**What is expected**
Using the word "title" as the filter, copy each matching line from the records.

■ ■ ■ ■ ■ ■ ■

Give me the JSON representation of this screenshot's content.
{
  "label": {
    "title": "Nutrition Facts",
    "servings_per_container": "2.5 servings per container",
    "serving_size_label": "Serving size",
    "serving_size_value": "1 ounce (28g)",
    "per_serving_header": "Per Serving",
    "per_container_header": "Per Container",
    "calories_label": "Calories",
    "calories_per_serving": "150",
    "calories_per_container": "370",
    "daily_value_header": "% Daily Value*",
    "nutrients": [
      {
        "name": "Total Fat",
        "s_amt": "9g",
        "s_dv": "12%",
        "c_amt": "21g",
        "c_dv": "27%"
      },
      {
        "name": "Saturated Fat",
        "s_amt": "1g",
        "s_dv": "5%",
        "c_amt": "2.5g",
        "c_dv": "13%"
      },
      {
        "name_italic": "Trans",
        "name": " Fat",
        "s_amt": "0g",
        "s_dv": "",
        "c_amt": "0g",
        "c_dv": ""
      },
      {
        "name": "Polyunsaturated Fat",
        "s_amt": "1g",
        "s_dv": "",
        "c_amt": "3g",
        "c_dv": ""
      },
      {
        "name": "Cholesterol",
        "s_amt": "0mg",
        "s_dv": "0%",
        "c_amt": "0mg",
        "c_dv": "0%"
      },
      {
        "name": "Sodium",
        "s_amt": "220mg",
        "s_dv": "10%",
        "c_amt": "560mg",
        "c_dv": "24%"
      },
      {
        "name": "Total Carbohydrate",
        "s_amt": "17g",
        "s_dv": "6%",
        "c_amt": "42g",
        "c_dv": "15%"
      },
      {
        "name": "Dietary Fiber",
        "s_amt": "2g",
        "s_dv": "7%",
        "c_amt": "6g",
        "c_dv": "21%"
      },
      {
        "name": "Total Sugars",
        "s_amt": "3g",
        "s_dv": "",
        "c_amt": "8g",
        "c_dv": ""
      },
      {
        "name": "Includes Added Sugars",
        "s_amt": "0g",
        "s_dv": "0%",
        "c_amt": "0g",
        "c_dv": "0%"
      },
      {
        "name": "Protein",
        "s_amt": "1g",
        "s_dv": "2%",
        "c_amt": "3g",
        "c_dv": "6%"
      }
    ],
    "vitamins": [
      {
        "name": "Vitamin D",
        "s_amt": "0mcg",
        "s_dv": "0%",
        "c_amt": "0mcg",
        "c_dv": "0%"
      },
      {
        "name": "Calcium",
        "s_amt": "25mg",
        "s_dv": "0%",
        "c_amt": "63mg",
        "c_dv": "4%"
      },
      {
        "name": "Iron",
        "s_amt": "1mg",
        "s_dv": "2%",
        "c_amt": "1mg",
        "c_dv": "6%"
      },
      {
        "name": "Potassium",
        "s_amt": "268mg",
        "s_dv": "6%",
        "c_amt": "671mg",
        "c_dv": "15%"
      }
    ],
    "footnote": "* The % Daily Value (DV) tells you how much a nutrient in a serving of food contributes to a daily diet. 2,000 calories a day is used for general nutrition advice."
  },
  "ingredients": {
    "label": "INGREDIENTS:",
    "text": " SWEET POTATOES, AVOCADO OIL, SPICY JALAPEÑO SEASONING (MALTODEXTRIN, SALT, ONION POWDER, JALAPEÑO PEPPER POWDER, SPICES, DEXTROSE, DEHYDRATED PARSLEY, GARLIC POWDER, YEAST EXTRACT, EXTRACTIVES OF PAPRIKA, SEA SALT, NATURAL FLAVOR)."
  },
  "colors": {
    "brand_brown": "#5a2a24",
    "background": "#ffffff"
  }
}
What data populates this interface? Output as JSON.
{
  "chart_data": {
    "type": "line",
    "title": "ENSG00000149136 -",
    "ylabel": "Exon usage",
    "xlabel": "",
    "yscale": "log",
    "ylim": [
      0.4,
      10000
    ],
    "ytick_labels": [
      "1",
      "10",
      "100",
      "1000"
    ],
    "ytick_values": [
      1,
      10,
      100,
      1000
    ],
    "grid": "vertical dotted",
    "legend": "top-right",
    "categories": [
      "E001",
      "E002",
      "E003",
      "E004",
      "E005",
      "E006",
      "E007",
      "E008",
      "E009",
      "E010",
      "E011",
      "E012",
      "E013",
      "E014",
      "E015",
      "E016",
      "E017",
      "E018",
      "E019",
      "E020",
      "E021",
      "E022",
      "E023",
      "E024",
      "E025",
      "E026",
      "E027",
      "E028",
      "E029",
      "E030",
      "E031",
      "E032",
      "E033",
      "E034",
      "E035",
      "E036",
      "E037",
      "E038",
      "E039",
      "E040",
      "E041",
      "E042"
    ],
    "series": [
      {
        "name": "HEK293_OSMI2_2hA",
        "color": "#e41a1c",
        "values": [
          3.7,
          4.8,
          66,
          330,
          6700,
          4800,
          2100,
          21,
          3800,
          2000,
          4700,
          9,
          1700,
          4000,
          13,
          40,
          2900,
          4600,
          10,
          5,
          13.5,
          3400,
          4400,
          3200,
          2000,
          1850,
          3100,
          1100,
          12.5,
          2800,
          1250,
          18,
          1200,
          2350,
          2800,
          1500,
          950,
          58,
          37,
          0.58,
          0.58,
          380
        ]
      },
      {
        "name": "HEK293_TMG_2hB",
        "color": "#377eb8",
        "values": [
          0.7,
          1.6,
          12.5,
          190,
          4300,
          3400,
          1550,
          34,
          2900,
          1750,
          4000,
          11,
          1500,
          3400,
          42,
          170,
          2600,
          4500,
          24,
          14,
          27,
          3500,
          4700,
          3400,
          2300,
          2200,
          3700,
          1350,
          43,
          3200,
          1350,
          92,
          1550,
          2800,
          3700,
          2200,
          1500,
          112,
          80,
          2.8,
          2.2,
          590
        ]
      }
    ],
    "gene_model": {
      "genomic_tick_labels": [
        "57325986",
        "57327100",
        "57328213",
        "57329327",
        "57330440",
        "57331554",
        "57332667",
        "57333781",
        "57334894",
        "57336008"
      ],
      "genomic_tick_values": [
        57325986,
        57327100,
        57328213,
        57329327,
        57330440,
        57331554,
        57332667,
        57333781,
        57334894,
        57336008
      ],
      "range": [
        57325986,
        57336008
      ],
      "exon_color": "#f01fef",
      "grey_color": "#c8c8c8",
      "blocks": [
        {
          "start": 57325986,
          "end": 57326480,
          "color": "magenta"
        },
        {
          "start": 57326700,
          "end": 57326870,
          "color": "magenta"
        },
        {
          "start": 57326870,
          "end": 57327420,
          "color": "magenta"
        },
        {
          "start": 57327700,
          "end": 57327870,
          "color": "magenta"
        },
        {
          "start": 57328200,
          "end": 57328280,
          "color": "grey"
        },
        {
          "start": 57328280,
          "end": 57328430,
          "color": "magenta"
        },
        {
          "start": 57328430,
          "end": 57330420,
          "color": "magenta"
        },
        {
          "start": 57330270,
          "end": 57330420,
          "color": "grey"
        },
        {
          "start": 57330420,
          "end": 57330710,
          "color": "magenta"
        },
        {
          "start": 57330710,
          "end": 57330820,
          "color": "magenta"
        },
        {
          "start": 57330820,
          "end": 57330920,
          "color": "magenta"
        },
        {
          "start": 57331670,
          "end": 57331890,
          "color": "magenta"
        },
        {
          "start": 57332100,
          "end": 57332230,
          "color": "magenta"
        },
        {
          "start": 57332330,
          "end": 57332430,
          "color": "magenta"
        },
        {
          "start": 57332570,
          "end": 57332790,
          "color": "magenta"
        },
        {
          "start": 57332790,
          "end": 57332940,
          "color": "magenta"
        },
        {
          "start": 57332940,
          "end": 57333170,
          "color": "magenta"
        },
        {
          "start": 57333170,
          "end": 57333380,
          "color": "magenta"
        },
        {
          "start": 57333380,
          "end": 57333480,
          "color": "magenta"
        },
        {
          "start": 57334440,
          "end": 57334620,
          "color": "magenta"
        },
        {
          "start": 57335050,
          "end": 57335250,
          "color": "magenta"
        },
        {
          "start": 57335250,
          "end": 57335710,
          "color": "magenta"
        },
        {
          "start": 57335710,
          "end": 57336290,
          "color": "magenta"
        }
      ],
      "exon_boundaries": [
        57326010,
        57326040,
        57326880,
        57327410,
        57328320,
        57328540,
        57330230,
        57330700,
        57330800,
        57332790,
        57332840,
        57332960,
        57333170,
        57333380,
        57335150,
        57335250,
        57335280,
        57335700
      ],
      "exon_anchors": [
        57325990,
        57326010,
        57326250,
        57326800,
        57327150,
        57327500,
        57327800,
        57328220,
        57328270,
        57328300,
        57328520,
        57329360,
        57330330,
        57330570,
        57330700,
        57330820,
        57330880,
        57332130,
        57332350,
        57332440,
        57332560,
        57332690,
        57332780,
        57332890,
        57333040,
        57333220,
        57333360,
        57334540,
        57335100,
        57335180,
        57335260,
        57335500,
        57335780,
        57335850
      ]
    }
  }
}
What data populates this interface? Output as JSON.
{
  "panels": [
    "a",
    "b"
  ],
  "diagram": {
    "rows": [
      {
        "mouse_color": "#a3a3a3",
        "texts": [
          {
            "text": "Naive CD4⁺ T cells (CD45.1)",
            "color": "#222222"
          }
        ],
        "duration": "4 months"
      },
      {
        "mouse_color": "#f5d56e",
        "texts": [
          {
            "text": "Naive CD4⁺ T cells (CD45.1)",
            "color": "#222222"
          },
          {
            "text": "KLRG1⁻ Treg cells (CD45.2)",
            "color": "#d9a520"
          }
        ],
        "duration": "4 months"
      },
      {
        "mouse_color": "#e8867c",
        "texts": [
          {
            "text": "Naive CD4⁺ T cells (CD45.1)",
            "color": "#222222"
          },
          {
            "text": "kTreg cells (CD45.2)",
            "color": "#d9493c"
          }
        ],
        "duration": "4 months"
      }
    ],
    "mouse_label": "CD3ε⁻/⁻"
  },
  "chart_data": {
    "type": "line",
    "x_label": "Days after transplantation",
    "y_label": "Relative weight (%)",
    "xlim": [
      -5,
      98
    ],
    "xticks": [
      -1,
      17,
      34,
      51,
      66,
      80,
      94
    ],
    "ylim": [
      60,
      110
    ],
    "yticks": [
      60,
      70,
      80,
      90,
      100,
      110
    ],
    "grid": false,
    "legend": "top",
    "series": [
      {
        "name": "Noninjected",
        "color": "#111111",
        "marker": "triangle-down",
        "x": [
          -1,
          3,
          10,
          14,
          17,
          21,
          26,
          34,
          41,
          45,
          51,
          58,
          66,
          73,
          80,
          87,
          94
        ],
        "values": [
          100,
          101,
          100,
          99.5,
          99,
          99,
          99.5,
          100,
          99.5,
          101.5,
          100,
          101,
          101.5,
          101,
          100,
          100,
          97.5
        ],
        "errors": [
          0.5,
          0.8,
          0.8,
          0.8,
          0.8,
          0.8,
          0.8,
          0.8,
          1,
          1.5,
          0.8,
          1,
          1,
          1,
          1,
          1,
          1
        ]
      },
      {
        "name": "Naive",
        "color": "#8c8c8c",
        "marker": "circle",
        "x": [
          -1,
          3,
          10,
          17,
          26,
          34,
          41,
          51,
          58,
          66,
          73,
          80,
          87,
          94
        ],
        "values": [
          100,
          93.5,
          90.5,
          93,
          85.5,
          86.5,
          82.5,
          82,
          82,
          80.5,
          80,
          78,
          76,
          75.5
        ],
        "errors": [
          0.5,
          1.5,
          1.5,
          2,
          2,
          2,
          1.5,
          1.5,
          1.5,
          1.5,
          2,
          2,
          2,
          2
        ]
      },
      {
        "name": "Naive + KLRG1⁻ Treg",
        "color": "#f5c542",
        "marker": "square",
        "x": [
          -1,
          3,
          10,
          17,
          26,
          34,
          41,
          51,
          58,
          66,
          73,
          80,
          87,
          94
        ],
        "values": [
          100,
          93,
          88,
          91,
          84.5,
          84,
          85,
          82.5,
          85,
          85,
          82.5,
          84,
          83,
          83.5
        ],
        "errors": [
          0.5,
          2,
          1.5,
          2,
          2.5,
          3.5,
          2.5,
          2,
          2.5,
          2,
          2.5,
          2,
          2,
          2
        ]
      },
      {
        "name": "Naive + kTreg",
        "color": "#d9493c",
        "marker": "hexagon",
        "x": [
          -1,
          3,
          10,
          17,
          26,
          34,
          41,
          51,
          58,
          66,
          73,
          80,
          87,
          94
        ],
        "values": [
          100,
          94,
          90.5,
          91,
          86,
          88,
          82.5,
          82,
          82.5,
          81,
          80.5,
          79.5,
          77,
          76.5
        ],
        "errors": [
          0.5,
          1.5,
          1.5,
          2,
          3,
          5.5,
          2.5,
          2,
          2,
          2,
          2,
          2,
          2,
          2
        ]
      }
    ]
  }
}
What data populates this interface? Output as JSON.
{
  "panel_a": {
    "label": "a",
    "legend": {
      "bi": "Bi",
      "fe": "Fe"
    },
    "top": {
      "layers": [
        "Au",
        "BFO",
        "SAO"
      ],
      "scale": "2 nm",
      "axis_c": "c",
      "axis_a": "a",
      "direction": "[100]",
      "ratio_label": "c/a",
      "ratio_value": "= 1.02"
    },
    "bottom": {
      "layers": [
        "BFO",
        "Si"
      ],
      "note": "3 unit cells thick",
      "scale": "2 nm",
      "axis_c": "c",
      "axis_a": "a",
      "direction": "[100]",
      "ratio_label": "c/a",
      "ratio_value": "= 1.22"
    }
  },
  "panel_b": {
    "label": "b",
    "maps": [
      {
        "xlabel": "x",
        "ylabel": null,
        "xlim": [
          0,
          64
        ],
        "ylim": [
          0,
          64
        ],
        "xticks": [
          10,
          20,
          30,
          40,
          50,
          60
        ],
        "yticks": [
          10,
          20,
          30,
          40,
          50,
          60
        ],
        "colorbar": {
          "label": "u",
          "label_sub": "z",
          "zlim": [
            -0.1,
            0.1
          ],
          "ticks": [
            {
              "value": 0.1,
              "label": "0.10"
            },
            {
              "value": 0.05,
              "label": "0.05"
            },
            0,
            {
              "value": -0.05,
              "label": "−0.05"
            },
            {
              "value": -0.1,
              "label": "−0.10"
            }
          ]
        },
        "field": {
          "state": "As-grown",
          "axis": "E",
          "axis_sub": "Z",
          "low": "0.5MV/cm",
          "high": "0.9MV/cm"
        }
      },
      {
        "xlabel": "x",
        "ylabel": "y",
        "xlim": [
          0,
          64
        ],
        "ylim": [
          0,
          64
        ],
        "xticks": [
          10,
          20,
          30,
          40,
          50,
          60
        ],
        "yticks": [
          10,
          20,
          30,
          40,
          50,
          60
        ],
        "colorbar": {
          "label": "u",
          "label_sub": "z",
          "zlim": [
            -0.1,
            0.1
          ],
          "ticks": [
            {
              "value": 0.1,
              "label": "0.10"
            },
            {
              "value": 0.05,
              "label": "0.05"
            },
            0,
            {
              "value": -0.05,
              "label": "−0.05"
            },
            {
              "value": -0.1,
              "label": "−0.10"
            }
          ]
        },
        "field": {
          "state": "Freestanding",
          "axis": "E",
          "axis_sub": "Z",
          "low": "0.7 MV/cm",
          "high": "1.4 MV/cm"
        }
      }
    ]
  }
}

■ ■ ■ ■ ■ ■ ■

**Exercise solution**
    "title": "Nutrition Facts",
    "title": "ENSG00000149136 -",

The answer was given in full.